(Extracted data)
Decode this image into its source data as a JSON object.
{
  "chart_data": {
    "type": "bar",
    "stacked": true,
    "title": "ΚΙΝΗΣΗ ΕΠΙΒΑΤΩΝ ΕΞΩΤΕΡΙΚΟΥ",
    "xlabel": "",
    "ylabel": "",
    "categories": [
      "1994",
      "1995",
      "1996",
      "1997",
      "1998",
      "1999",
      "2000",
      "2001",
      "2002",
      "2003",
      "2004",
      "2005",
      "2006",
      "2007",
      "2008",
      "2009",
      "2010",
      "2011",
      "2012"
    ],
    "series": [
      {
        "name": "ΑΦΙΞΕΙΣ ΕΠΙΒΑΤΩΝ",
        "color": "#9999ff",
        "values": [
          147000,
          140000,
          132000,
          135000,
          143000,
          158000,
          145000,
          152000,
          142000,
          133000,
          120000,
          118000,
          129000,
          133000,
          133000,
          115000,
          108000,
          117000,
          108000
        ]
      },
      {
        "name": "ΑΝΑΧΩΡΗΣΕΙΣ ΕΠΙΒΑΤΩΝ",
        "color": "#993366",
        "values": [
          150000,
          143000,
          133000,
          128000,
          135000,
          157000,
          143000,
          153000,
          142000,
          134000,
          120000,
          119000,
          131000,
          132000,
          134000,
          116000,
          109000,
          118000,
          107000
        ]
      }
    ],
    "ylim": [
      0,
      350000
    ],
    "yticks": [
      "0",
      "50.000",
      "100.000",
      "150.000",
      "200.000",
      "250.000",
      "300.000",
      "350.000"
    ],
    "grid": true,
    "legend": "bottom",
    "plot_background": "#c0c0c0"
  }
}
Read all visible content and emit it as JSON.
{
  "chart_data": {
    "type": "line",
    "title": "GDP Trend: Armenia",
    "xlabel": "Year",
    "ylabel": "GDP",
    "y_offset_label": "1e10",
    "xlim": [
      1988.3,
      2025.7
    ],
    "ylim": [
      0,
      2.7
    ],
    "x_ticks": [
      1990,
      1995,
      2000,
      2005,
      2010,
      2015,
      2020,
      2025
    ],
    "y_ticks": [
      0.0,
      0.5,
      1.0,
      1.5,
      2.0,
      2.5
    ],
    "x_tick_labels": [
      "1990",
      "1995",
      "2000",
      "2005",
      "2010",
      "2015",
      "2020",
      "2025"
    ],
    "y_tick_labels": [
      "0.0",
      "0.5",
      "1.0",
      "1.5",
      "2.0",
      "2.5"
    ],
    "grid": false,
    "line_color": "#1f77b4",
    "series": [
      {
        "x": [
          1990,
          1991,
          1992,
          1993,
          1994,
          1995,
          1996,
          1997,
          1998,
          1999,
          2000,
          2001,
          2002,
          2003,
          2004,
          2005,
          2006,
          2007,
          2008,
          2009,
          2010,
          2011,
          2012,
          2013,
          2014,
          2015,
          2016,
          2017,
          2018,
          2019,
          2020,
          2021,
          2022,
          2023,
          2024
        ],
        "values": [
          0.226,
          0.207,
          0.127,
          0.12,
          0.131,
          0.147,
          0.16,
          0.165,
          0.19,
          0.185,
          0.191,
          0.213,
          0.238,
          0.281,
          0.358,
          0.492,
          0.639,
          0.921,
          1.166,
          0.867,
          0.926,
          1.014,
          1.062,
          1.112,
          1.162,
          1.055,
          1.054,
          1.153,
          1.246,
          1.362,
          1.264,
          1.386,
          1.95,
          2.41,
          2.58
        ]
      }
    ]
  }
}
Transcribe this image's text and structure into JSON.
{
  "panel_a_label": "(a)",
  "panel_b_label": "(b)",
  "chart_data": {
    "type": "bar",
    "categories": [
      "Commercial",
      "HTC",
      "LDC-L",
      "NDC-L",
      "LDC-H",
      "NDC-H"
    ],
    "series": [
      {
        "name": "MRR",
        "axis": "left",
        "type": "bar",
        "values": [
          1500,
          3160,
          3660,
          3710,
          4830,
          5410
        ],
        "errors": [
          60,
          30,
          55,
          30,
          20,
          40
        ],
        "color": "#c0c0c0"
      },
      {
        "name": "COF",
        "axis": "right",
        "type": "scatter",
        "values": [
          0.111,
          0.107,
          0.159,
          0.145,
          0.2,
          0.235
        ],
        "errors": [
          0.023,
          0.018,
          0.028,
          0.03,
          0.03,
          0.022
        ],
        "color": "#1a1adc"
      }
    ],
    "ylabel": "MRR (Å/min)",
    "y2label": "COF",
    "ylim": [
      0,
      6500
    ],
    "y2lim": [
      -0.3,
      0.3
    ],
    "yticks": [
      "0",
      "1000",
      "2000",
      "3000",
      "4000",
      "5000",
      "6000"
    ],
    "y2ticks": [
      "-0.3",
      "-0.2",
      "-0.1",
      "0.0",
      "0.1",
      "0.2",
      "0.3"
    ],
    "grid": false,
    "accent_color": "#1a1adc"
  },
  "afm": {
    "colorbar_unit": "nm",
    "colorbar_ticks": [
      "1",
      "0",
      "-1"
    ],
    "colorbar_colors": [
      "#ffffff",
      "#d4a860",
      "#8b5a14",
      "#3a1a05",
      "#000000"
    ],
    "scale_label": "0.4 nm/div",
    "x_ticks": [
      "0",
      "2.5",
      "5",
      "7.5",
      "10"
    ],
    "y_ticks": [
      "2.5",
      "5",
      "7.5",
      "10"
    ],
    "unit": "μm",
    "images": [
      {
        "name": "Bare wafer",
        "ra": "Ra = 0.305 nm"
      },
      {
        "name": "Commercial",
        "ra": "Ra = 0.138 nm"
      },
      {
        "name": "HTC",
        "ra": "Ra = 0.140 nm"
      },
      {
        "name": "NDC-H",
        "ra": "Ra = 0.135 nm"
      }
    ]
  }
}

(Task brief)
Each record above should be output again exactly.

(Written answer)
Decode this image into its source data as a JSON object.
{
  "chart_data": {
    "type": "bar",
    "stacked": true,
    "title": "ΚΙΝΗΣΗ ΕΠΙΒΑΤΩΝ ΕΞΩΤΕΡΙΚΟΥ",
    "xlabel": "",
    "ylabel": "",
    "categories": [
      "1994",
      "1995",
      "1996",
      "1997",
      "1998",
      "1999",
      "2000",
      "2001",
      "2002",
      "2003",
      "2004",
      "2005",
      "2006",
      "2007",
      "2008",
      "2009",
      "2010",
      "2011",
      "2012"
    ],
    "series": [
      {
        "name": "ΑΦΙΞΕΙΣ ΕΠΙΒΑΤΩΝ",
        "color": "#9999ff",
        "values": [
          147000,
          140000,
          132000,
          135000,
          143000,
          158000,
          145000,
          152000,
          142000,
          133000,
          120000,
          118000,
          129000,
          133000,
          133000,
          115000,
          108000,
          117000,
          108000
        ]
      },
      {
        "name": "ΑΝΑΧΩΡΗΣΕΙΣ ΕΠΙΒΑΤΩΝ",
        "color": "#993366",
        "values": [
          150000,
          143000,
          133000,
          128000,
          135000,
          157000,
          143000,
          153000,
          142000,
          134000,
          120000,
          119000,
          131000,
          132000,
          134000,
          116000,
          109000,
          118000,
          107000
        ]
      }
    ],
    "ylim": [
      0,
      350000
    ],
    "yticks": [
      "0",
      "50.000",
      "100.000",
      "150.000",
      "200.000",
      "250.000",
      "300.000",
      "350.000"
    ],
    "grid": true,
    "legend": "bottom",
    "plot_background": "#c0c0c0"
  }
}
Read all visible content and emit it as JSON.
{
  "chart_data": {
    "type": "line",
    "title": "GDP Trend: Armenia",
    "xlabel": "Year",
    "ylabel": "GDP",
    "y_offset_label": "1e10",
    "xlim": [
      1988.3,
      2025.7
    ],
    "ylim": [
      0,
      2.7
    ],
    "x_ticks": [
      1990,
      1995,
      2000,
      2005,
      2010,
      2015,
      2020,
      2025
    ],
    "y_ticks": [
      0.0,
      0.5,
      1.0,
      1.5,
      2.0,
      2.5
    ],
    "x_tick_labels": [
      "1990",
      "1995",
      "2000",
      "2005",
      "2010",
      "2015",
      "2020",
      "2025"
    ],
    "y_tick_labels": [
      "0.0",
      "0.5",
      "1.0",
      "1.5",
      "2.0",
      "2.5"
    ],
    "grid": false,
    "line_color": "#1f77b4",
    "series": [
      {
        "x": [
          1990,
          1991,
          1992,
          1993,
          1994,
          1995,
          1996,
          1997,
          1998,
          1999,
          2000,
          2001,
          2002,
          2003,
          2004,
          2005,
          2006,
          2007,
          2008,
          2009,
          2010,
          2011,
          2012,
          2013,
          2014,
          2015,
          2016,
          2017,
          2018,
          2019,
          2020,
          2021,
          2022,
          2023,
          2024
        ],
        "values": [
          0.226,
          0.207,
          0.127,
          0.12,
          0.131,
          0.147,
          0.16,
          0.165,
          0.19,
          0.185,
          0.191,
          0.213,
          0.238,
          0.281,
          0.358,
          0.492,
          0.639,
          0.921,
          1.166,
          0.867,
          0.926,
          1.014,
          1.062,
          1.112,
          1.162,
          1.055,
          1.054,
          1.153,
          1.246,
          1.362,
          1.264,
          1.386,
          1.95,
          2.41,
          2.58
        ]
      }
    ]
  }
}
Transcribe this image's text and structure into JSON.
{
  "panel_a_label": "(a)",
  "panel_b_label": "(b)",
  "chart_data": {
    "type": "bar",
    "categories": [
      "Commercial",
      "HTC",
      "LDC-L",
      "NDC-L",
      "LDC-H",
      "NDC-H"
    ],
    "series": [
      {
        "name": "MRR",
        "axis": "left",
        "type": "bar",
        "values": [
          1500,
          3160,
          3660,
          3710,
          4830,
          5410
        ],
        "errors": [
          60,
          30,
          55,
          30,
          20,
          40
        ],
        "color": "#c0c0c0"
      },
      {
        "name": "COF",
        "axis": "right",
        "type": "scatter",
        "values": [
          0.111,
          0.107,
          0.159,
          0.145,
          0.2,
          0.235
        ],
        "errors": [
          0.023,
          0.018,
          0.028,
          0.03,
          0.03,
          0.022
        ],
        "color": "#1a1adc"
      }
    ],
    "ylabel": "MRR (Å/min)",
    "y2label": "COF",
    "ylim": [
      0,
      6500
    ],
    "y2lim": [
      -0.3,
      0.3
    ],
    "yticks": [
      "0",
      "1000",
      "2000",
      "3000",
      "4000",
      "5000",
      "6000"
    ],
    "y2ticks": [
      "-0.3",
      "-0.2",
      "-0.1",
      "0.0",
      "0.1",
      "0.2",
      "0.3"
    ],
    "grid": false,
    "accent_color": "#1a1adc"
  },
  "afm": {
    "colorbar_unit": "nm",
    "colorbar_ticks": [
      "1",
      "0",
      "-1"
    ],
    "colorbar_colors": [
      "#ffffff",
      "#d4a860",
      "#8b5a14",
      "#3a1a05",
      "#000000"
    ],
    "scale_label": "0.4 nm/div",
    "x_ticks": [
      "0",
      "2.5",
      "5",
      "7.5",
      "10"
    ],
    "y_ticks": [
      "2.5",
      "5",
      "7.5",
      "10"
    ],
    "unit": "μm",
    "images": [
      {
        "name": "Bare wafer",
        "ra": "Ra = 0.305 nm"
      },
      {
        "name": "Commercial",
        "ra": "Ra = 0.138 nm"
      },
      {
        "name": "HTC",
        "ra": "Ra = 0.140 nm"
      },
      {
        "name": "NDC-H",
        "ra": "Ra = 0.135 nm"
      }
    ]
  }
}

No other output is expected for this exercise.